__Problem__:
Copy out all lines in the data below containing the string "нужд".

>>>>

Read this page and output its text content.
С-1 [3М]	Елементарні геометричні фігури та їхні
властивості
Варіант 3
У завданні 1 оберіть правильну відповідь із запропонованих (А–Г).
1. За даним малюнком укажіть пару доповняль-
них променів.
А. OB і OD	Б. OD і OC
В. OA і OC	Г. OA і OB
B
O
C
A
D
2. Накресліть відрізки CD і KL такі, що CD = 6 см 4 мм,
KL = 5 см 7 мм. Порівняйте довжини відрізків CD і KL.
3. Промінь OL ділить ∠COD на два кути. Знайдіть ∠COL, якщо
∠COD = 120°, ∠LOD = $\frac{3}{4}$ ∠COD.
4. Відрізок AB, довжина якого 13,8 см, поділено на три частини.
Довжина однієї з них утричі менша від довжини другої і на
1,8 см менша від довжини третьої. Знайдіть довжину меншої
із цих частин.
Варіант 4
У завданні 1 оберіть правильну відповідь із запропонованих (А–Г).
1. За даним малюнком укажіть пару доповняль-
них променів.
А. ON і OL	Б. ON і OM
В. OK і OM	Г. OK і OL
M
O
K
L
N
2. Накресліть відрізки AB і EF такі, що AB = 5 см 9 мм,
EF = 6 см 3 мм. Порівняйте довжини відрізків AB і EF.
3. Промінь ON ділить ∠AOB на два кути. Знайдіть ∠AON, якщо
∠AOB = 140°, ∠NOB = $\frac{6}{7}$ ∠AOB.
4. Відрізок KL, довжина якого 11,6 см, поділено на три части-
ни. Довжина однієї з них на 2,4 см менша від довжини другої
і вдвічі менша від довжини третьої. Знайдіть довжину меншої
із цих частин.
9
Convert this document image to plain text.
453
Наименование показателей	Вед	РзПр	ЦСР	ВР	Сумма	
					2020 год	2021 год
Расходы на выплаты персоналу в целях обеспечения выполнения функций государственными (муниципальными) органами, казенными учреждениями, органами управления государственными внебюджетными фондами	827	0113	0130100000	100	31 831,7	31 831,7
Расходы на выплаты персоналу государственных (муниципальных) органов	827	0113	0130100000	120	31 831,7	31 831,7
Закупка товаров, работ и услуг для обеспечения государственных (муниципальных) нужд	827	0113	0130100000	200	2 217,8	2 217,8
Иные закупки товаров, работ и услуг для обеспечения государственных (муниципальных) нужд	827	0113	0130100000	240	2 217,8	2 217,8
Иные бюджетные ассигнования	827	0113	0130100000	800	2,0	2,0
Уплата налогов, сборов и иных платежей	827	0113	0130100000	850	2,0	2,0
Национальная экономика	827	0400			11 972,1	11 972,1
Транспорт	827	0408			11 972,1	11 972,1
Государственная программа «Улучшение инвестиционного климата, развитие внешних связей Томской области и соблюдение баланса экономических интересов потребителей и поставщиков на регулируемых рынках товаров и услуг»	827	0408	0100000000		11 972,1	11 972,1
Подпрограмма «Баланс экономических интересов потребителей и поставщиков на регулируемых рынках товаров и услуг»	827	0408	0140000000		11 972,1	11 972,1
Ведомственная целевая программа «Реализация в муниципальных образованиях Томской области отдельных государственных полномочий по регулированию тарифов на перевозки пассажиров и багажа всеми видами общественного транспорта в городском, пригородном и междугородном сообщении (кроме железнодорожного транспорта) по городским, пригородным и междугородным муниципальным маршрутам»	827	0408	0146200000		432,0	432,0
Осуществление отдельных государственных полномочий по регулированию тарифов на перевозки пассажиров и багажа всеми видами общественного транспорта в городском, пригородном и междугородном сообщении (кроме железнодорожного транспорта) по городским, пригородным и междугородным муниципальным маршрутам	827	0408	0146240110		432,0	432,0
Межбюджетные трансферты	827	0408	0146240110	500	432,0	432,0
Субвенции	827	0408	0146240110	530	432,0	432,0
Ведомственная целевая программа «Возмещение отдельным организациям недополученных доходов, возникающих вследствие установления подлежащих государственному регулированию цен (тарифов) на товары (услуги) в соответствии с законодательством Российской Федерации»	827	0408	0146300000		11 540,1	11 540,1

<<<<

__Exercise response__:
Закупка товаров, работ и услуг для обеспечения государственных (муниципальных) нужд	827	0113	0130100000	200	2 217,8	2 217,8
Иные закупки товаров, работ и услуг для обеспечения государственных (муниципальных) нужд	827	0113	0130100000	240	2 217,8	2 217,8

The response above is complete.